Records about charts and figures
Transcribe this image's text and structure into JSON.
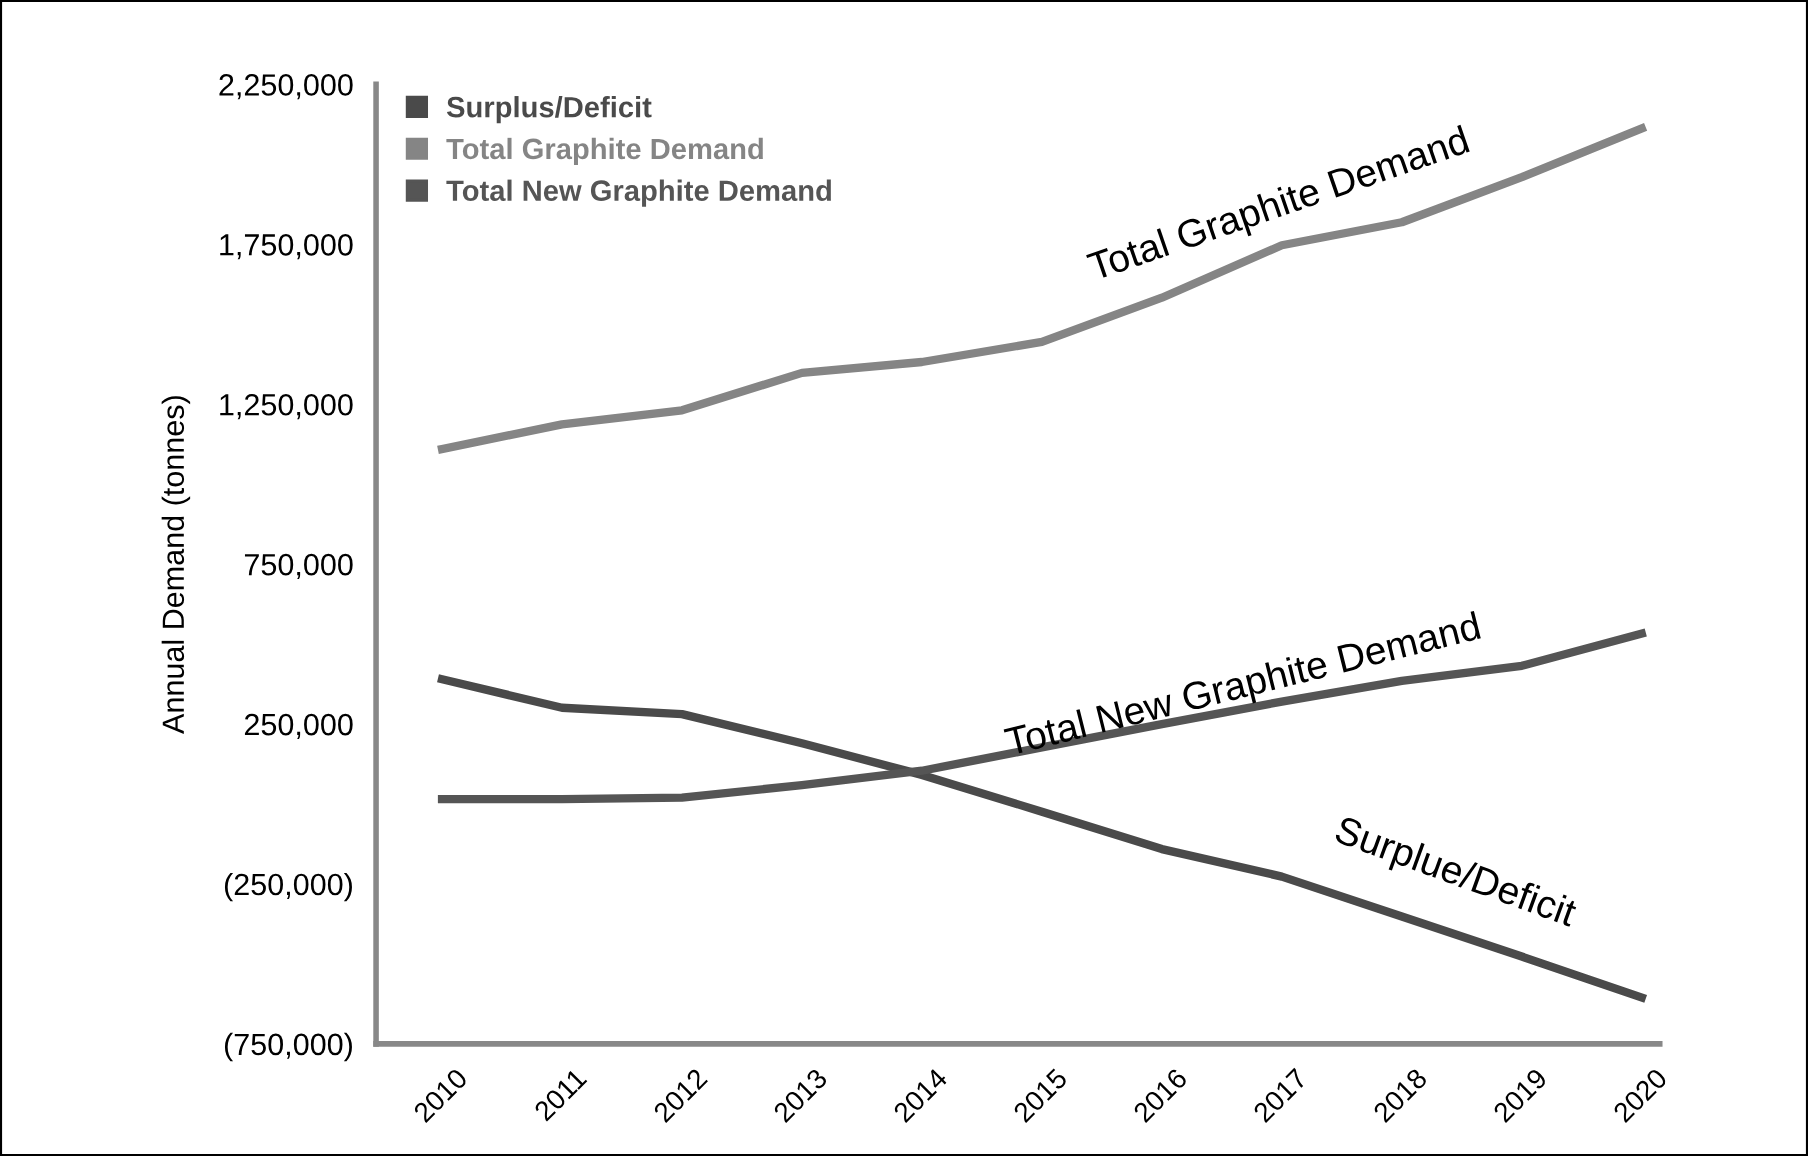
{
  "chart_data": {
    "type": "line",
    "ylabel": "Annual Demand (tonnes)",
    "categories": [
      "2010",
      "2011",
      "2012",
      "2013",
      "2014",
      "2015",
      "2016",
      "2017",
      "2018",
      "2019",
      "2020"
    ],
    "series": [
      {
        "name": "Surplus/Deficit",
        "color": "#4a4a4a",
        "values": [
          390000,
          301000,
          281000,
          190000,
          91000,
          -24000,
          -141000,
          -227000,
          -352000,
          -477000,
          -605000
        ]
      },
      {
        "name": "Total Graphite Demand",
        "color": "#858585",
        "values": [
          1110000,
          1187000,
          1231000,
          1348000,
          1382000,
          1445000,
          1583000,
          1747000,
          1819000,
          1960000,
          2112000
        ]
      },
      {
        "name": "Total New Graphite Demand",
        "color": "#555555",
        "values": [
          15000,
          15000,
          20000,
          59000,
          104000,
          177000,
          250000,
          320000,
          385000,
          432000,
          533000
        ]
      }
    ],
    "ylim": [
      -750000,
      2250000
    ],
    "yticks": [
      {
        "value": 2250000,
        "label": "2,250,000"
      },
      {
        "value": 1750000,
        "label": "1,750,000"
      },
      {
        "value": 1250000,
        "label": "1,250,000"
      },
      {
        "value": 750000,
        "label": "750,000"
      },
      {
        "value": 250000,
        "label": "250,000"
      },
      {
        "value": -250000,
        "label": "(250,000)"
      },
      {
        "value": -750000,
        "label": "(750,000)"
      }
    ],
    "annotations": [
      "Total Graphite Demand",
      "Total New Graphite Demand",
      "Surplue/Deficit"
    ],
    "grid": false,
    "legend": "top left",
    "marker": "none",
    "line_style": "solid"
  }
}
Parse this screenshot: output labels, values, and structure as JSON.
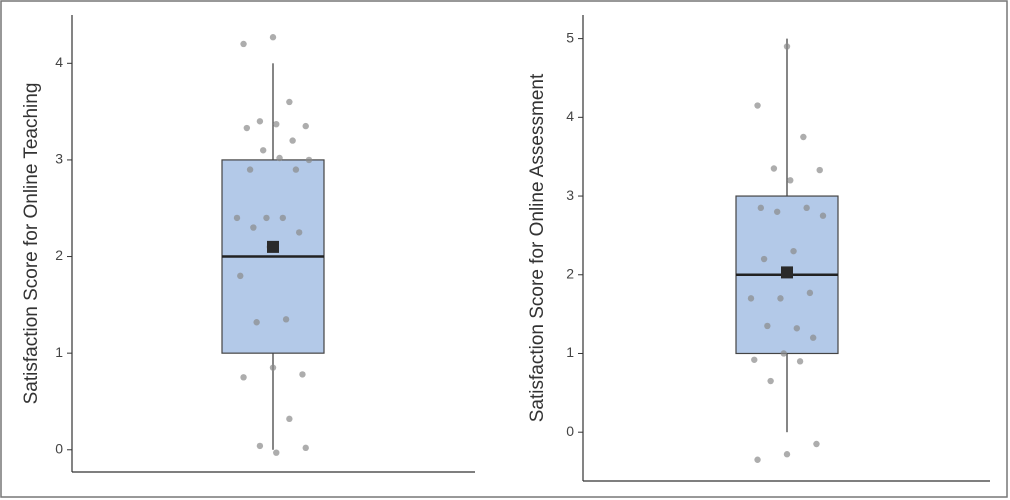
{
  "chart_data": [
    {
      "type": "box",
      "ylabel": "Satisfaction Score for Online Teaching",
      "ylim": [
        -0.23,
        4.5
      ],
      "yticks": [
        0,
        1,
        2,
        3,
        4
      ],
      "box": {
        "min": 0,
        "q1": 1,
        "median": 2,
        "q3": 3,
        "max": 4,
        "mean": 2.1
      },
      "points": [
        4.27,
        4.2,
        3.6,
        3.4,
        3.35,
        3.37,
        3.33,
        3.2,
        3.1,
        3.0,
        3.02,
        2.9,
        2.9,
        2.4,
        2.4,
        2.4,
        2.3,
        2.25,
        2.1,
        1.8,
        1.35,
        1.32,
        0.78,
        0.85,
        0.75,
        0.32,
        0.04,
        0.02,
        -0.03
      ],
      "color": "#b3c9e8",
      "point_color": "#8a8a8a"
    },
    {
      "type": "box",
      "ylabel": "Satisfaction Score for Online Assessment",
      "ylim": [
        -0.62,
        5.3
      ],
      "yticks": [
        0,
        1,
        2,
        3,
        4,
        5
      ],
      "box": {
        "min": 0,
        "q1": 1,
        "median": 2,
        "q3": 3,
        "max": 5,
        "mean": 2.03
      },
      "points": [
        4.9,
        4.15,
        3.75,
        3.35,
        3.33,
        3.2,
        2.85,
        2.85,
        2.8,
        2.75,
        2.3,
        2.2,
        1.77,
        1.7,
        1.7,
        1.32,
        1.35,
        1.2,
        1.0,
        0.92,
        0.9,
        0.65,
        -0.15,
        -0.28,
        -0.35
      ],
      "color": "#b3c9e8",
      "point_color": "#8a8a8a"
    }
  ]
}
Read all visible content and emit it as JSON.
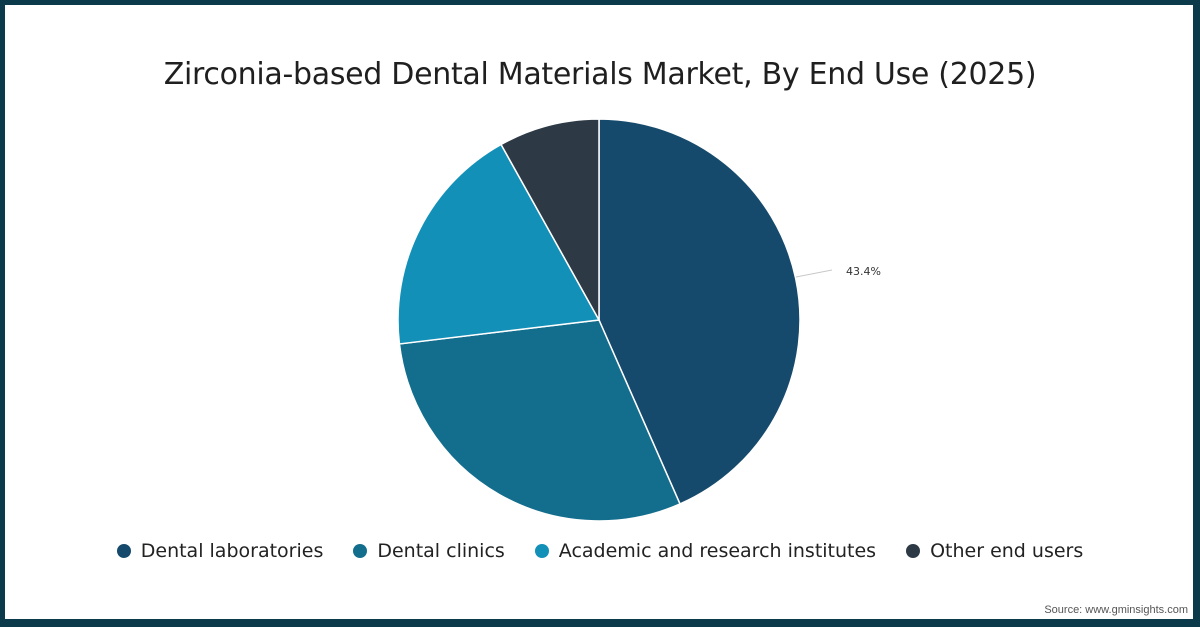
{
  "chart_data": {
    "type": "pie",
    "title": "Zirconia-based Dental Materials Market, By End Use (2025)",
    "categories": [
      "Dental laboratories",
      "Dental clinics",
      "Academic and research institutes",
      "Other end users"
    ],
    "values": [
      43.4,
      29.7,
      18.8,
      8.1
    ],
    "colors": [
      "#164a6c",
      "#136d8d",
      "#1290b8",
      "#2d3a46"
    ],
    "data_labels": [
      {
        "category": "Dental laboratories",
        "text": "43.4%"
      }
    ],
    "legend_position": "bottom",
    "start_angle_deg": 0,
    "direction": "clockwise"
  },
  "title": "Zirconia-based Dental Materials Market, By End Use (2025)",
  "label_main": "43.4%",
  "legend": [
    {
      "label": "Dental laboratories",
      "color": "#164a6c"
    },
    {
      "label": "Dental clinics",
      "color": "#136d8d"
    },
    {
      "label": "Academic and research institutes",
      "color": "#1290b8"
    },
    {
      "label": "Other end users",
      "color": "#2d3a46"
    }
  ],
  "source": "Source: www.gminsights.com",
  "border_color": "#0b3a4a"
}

WHAT YOU ARE ASKED TO DO:
Of the lines in the entries above, how many include "Online"? Only the number should be given.

TASK RESPONSE:
2